* _GOAL_
Lines that contain the string "вычисляют" are to be copied; leave out all others.

* _TASK MATERIAL_

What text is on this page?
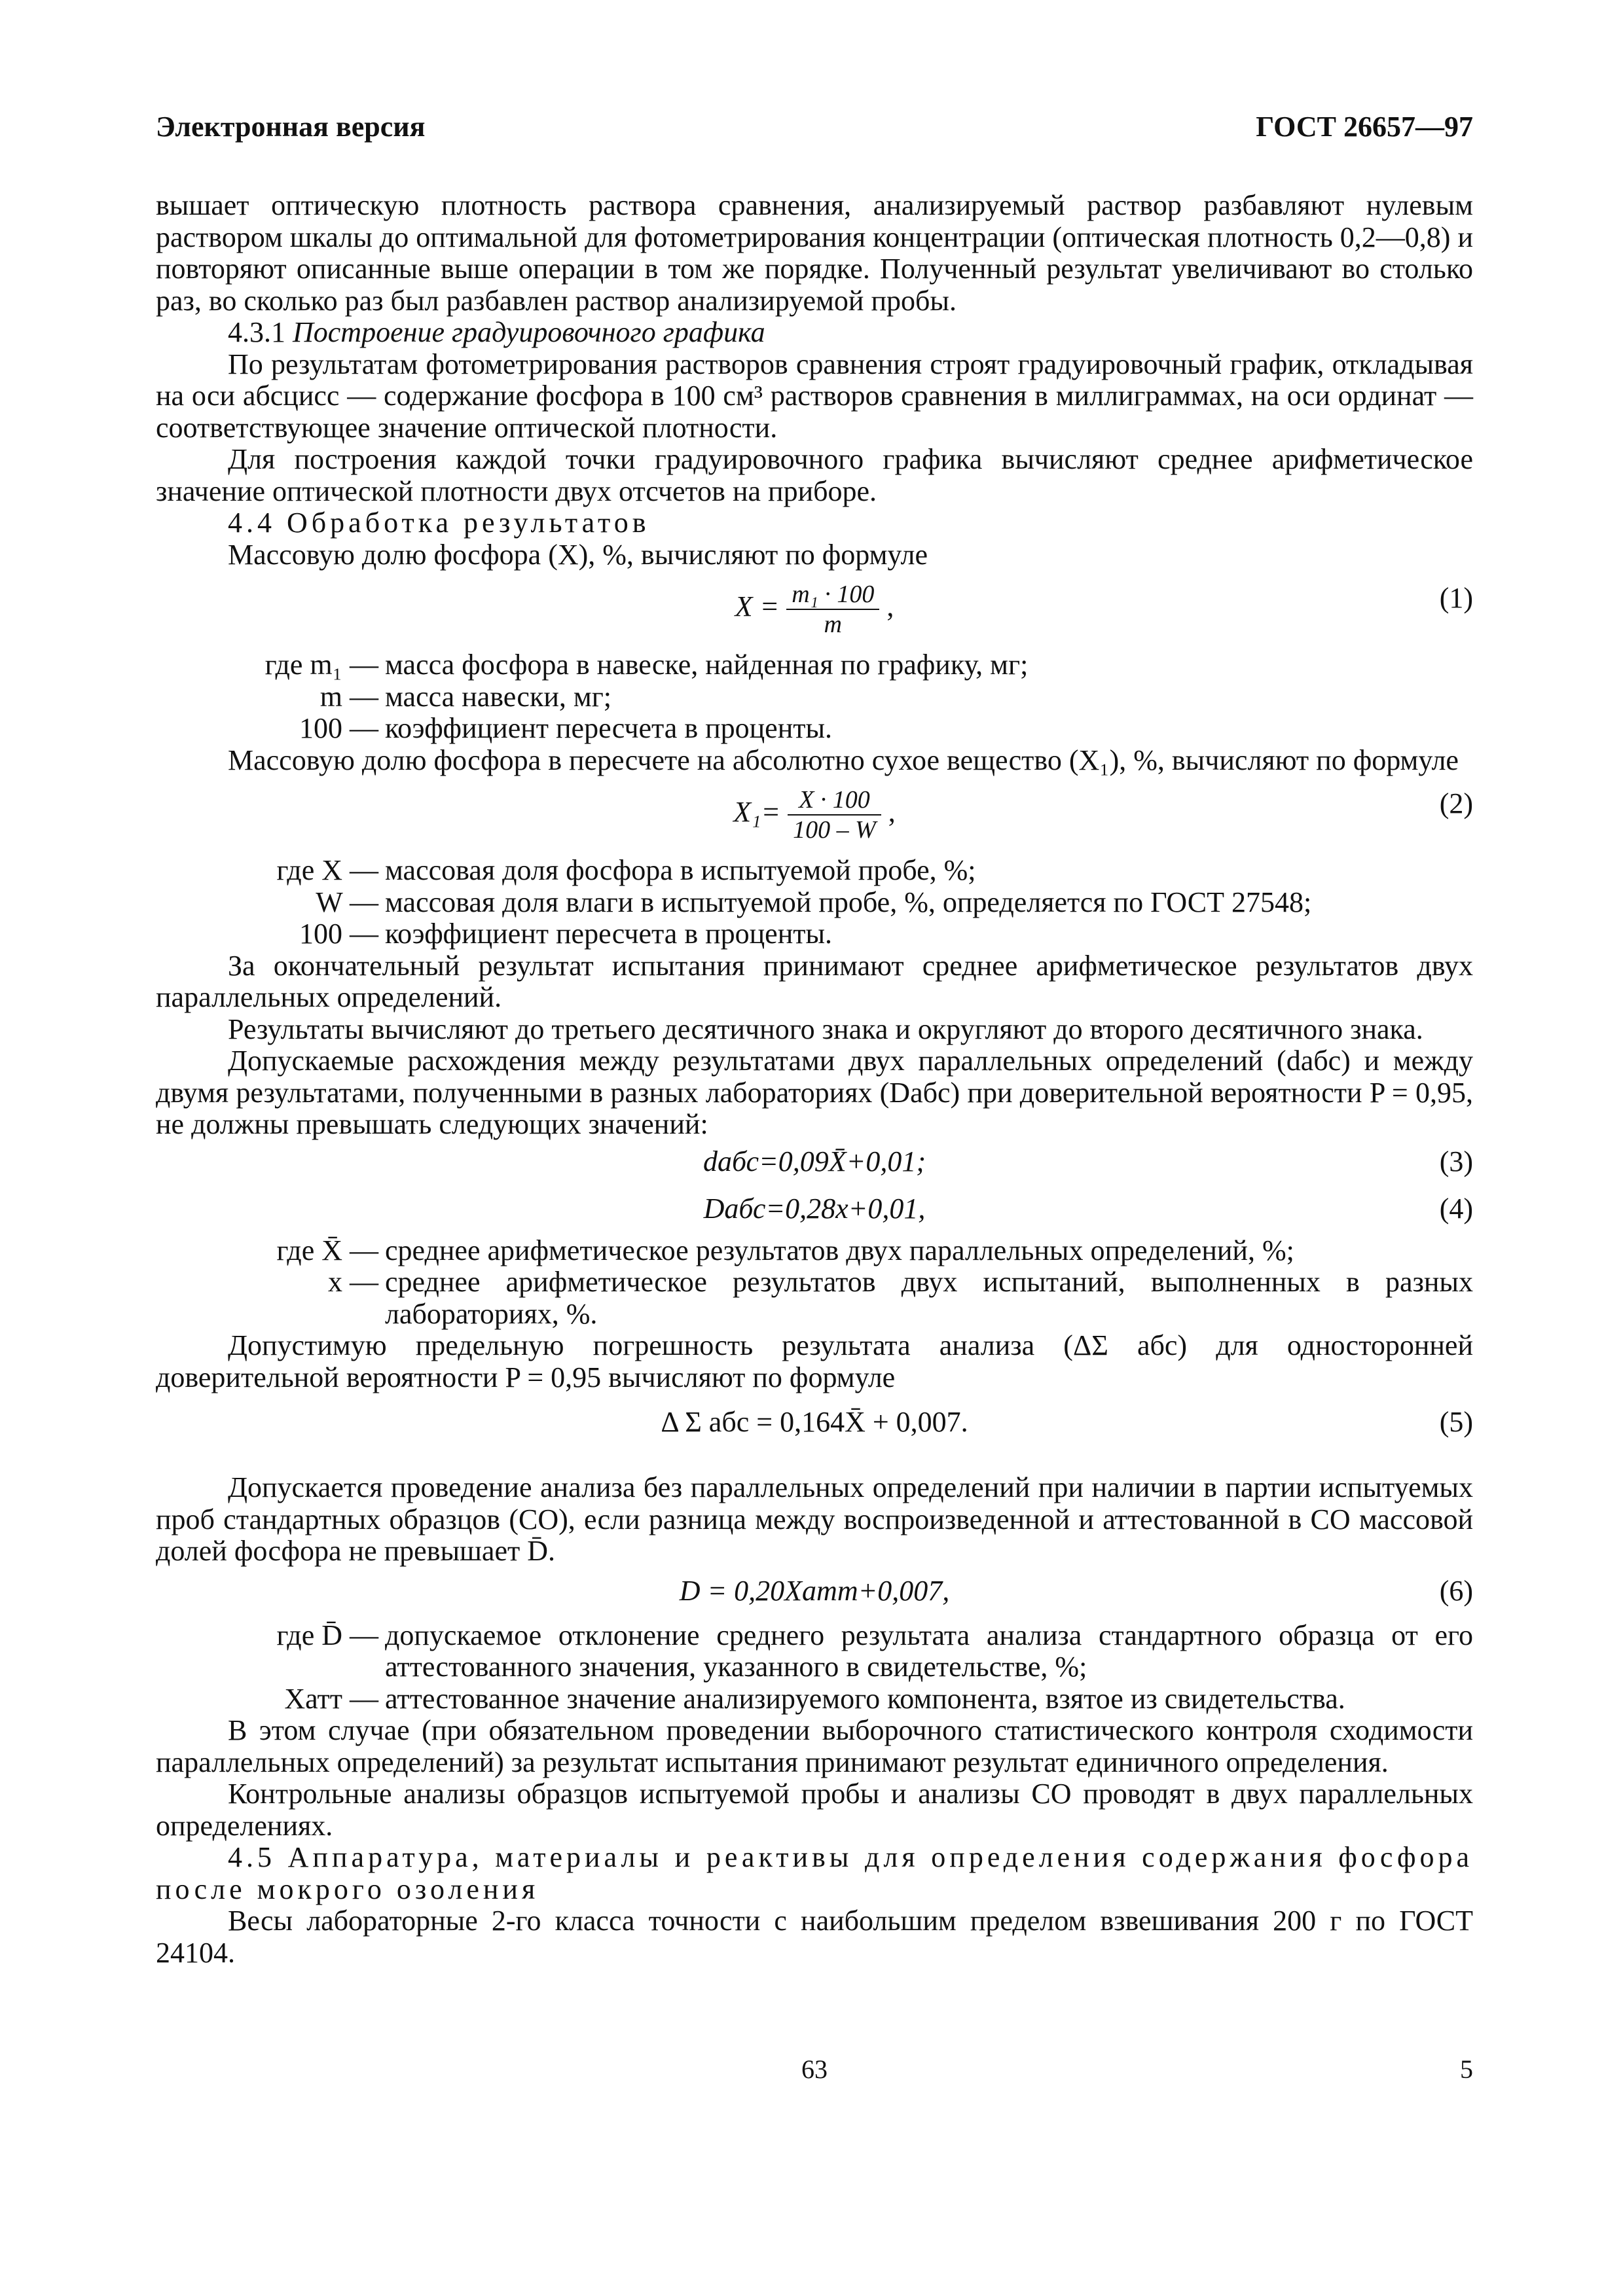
Электронная версия	ГОСТ 26657—97

вышает оптическую плотность раствора сравнения, анализируемый раствор разбавляют нулевым раствором шкалы до оптимальной для фотометрирования концентрации (оптическая плотность 0,2—0,8) и повторяют описанные выше операции в том же порядке. Полученный результат увеличивают во столько раз, во сколько раз был разбавлен раствор анализируемой пробы.

4.3.1 Построение градуировочного графика

По результатам фотометрирования растворов сравнения строят градуировочный график, откладывая на оси абсцисс — содержание фосфора в 100 см³ растворов сравнения в миллиграммах, на оси ординат — соответствующее значение оптической плотности.

Для построения каждой точки градуировочного графика вычисляют среднее арифметическое значение оптической плотности двух отсчетов на приборе.

4.4 Обработка результатов

Массовую долю фосфора (X), %, вычисляют по формуле

$X = \frac{\text{m₁ · 100}}{m}$ ,	(1)
где m₁ — масса фосфора в навеске, найденная по графику, мг;
m — масса навески, мг;
100 — коэффициент пересчета в проценты.

Массовую долю фосфора в пересчете на абсолютно сухое вещество (X₁), %, вычисляют по формуле

$X_1= \frac{X \cdot 100}{100 - W}$ ,	(2)
где X — массовая доля фосфора в испытуемой пробе, %;
W — массовая доля влаги в испытуемой пробе, %, определяется по ГОСТ 27548;
100 — коэффициент пересчета в проценты.

За окончательный результат испытания принимают среднее арифметическое результатов двух параллельных определений.

Результаты вычисляют до третьего десятичного знака и округляют до второго десятичного знака.

Допускаемые расхождения между результатами двух параллельных определений (dабс) и между двумя результатами, полученными в разных лабораториях (Dабс) при доверительной вероятности P = 0,95, не должны превышать следующих значений:

dабс=0,09X̄+0,01;	(3)
Dабс=0,28x+0,01,	(4)
где X̄ — среднее арифметическое результатов двух параллельных определений, %;
x — среднее арифметическое результатов двух испытаний, выполненных в разных лабораториях, %.

Допустимую предельную погрешность результата анализа (ΔΣ абс) для односторонней доверительной вероятности P = 0,95 вычисляют по формуле

Δ Σ абс = 0,164X̄ + 0,007.	(5)

Допускается проведение анализа без параллельных определений при наличии в партии испытуемых проб стандартных образцов (СО), если разница между воспроизведенной и аттестованной в СО массовой долей фосфора не превышает D̄.

D = 0,20Xатт+0,007,	(6)
где D̄ — допускаемое отклонение среднего результата анализа стандартного образца от его аттестованного значения, указанного в свидетельстве, %;
Xатт — аттестованное значение анализируемого компонента, взятое из свидетельства.

В этом случае (при обязательном проведении выборочного статистического контроля сходимости параллельных определений) за результат испытания принимают результат единичного определения.

Контрольные анализы образцов испытуемой пробы и анализы СО проводят в двух параллельных определениях.

4.5 Аппаратура, материалы и реактивы для определения содержания фосфора после мокрого озоления

Весы лабораторные 2-го класса точности с наибольшим пределом взвешивания 200 г по ГОСТ 24104.

63	5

* _ANSWER TO THIS TASK_
Для построения каждой точки градуировочного графика вычисляют среднее арифметическое значение оптической плотности двух отсчетов на приборе.
Массовую долю фосфора (X), %, вычисляют по формуле
Массовую долю фосфора в пересчете на абсолютно сухое вещество (X₁), %, вычисляют по формуле
Результаты вычисляют до третьего десятичного знака и округляют до второго десятичного знака.
Допустимую предельную погрешность результата анализа (ΔΣ абс) для односторонней доверительной вероятности P = 0,95 вычисляют по формуле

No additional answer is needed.